-- SHORT TASK --
Repeat the records exactly. Every line must match.

::: EXERCISE INPUTS

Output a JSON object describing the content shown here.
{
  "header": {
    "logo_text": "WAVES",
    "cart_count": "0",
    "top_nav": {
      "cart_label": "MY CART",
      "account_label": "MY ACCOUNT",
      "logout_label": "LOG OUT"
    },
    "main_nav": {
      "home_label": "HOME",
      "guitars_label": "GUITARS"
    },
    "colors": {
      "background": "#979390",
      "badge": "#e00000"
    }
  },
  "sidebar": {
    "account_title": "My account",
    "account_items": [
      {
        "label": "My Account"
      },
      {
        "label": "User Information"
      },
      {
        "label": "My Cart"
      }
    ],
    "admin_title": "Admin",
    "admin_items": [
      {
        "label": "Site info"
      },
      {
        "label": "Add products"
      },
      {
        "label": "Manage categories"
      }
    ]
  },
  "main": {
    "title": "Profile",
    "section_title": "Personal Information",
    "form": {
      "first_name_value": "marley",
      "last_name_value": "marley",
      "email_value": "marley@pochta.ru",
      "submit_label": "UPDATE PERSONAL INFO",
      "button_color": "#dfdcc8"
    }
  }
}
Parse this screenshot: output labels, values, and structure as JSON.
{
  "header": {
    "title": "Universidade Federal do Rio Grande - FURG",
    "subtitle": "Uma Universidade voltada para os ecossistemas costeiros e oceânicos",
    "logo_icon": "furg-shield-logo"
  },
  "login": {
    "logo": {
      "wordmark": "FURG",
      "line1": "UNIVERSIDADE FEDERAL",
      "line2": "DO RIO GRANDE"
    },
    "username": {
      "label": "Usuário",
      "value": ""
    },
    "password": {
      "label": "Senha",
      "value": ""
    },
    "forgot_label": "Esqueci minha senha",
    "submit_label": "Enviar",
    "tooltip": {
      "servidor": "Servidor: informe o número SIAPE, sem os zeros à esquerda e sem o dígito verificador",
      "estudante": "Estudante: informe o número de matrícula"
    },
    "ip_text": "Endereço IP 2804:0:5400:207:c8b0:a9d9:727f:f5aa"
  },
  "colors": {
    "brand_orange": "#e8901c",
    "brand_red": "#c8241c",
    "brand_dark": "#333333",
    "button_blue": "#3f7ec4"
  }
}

::::::

-- EXPECTED ANSWER --
Output a JSON object describing the content shown here.
{
  "header": {
    "logo_text": "WAVES",
    "cart_count": "0",
    "top_nav": {
      "cart_label": "MY CART",
      "account_label": "MY ACCOUNT",
      "logout_label": "LOG OUT"
    },
    "main_nav": {
      "home_label": "HOME",
      "guitars_label": "GUITARS"
    },
    "colors": {
      "background": "#979390",
      "badge": "#e00000"
    }
  },
  "sidebar": {
    "account_title": "My account",
    "account_items": [
      {
        "label": "My Account"
      },
      {
        "label": "User Information"
      },
      {
        "label": "My Cart"
      }
    ],
    "admin_title": "Admin",
    "admin_items": [
      {
        "label": "Site info"
      },
      {
        "label": "Add products"
      },
      {
        "label": "Manage categories"
      }
    ]
  },
  "main": {
    "title": "Profile",
    "section_title": "Personal Information",
    "form": {
      "first_name_value": "marley",
      "last_name_value": "marley",
      "email_value": "marley@pochta.ru",
      "submit_label": "UPDATE PERSONAL INFO",
      "button_color": "#dfdcc8"
    }
  }
}
Parse this screenshot: output labels, values, and structure as JSON.
{
  "header": {
    "title": "Universidade Federal do Rio Grande - FURG",
    "subtitle": "Uma Universidade voltada para os ecossistemas costeiros e oceânicos",
    "logo_icon": "furg-shield-logo"
  },
  "login": {
    "logo": {
      "wordmark": "FURG",
      "line1": "UNIVERSIDADE FEDERAL",
      "line2": "DO RIO GRANDE"
    },
    "username": {
      "label": "Usuário",
      "value": ""
    },
    "password": {
      "label": "Senha",
      "value": ""
    },
    "forgot_label": "Esqueci minha senha",
    "submit_label": "Enviar",
    "tooltip": {
      "servidor": "Servidor: informe o número SIAPE, sem os zeros à esquerda e sem o dígito verificador",
      "estudante": "Estudante: informe o número de matrícula"
    },
    "ip_text": "Endereço IP 2804:0:5400:207:c8b0:a9d9:727f:f5aa"
  },
  "colors": {
    "brand_orange": "#e8901c",
    "brand_red": "#c8241c",
    "brand_dark": "#333333",
    "button_blue": "#3f7ec4"
  }
}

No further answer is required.